Léon Bloy

En medios iberoamericanos se lee con frecuencia el lamento de que ya no se escribe crítica literaria profesional en periódicos, revistas o suplementos culturales. Quienes lamentan tienen razón, pero la crítica literaria que echan en falta suele ser de muy distinta naturaleza. Hay quienes añoran la crítica literaria de estilo ponderado y grave de Dámaso Alonso o Alfonso Reyes y hay quienes se identifican con el arquetipo del crítico “impune”, de que ha hablado Christopher Domínguez Michael, a la manera de ciertos momentos de Jorge Cuesta o, más claramente, de Virgilio Piñera. Pero existen también quienes asocian la crítica literaria con el panfleto, no con el panfleto religioso, moral o político, sino con el panfleto estrictamente literario.

En Iberoamérica se escribió mucho panfleto sobre masonería, catolicismo o temas coyunturales de la política entre fines del siglo XVIII y mediados del siglo XIX. En buena medida, el modelo de aquellos panfletistas religiosos, morales o políticos fue el francés Paul-Louis Courier (1772-1825), autor de decenas de libelos, cartas abiertas, peticiones y pasquines sobre todo tema público, que él mismo llamaba “venenos impresos”. A fines de la centuria, otro escritor francés, Léon Bloy (1846-1917), llevaría el género cabalmente a la crítica literaria. Católico converso y fervoroso, admirador de Napoleón y de Pío IX y partidario de la canonización de Cristóbal Colón, Bloy escribió una crítica literaria dirigida contra las autoridades de la literatura francesa de su tiempo.

Hace un tiempo la editorial Berenice, en España, rescató en traducción de Teresa Lanero, una parte de la crítica literaria de Bloy, sobre todo, en los años 1880. Se trata de las colaboraciones del escritor católico para la revista Le Chat Noir, editada en un cabaret parisino del mismo nombre, donde se reunía un grupo de escritores de poco reconocimiento, nucleados en torno al poeta Émile Goudeau, que antes había integrado el efímero club de Les Hydropathes. Aquellas críticas literarias de Bloy fueron reunidas en un volumen titulado Propos dʼun entrepreneur de démolitions (1884), que se tradujo al español como De un experto en demoliciones.

+++++

■ Lista de tareas ■
1. Cite el fragmento del texto sobre Léon Bloy comprendido entre "En medios iberoamericanos" y "panfleto estrictamente literario.", ambos incluidos.
2. Enumere los tipos de escritos que el texto sobre Léon Bloy atribuye a Paul-Louis Courier.
Las líneas registradas constituyen un material aparte, independiente del texto.

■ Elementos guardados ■
+++++

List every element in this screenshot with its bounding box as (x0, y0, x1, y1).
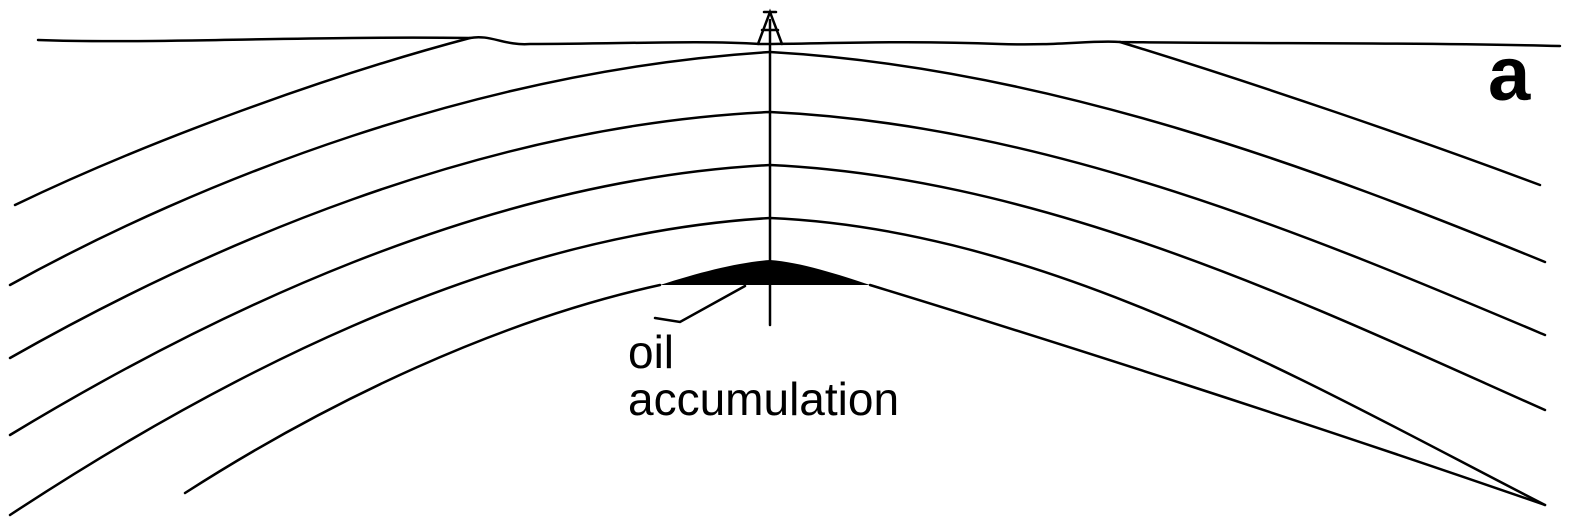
leader-line (655, 286, 745, 322)
label-line-2: accumulation (628, 373, 899, 425)
diagram: oil accumulation a (0, 0, 1572, 530)
panel-label: a (1488, 32, 1531, 117)
layer-2 (10, 112, 1545, 358)
layer-top-right (1120, 42, 1540, 185)
label-line-1: oil (628, 326, 674, 378)
layer-1 (10, 52, 1545, 285)
ground-surface (38, 37, 1560, 46)
page: oil accumulation a (() => { const data =… (0, 0, 1572, 530)
oil-accumulation (660, 260, 870, 285)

+++++

■ Respuestas ■
1.
En medios iberoamericanos se lee con frecuencia el lamento de que ya no se escribe crítica literaria profesional en periódicos, revistas o suplementos culturales. Quienes lamentan tienen razón, pero la crítica literaria que echan en falta suele ser de muy distinta naturaleza. Hay quienes añoran la crítica literaria de estilo ponderado y grave de Dámaso Alonso o Alfonso Reyes y hay quienes se identifican con el arquetipo del crítico “impune”, de que ha hablado Christopher Domínguez Michael, a la manera de ciertos momentos de Jorge Cuesta o, más claramente, de Virgilio Piñera. Pero existen también quienes asocian la crítica literaria con el panfleto, no con el panfleto religioso, moral o político, sino con el panfleto estrictamente literario.

2. Libelos, cartas abiertas, peticiones y pasquines.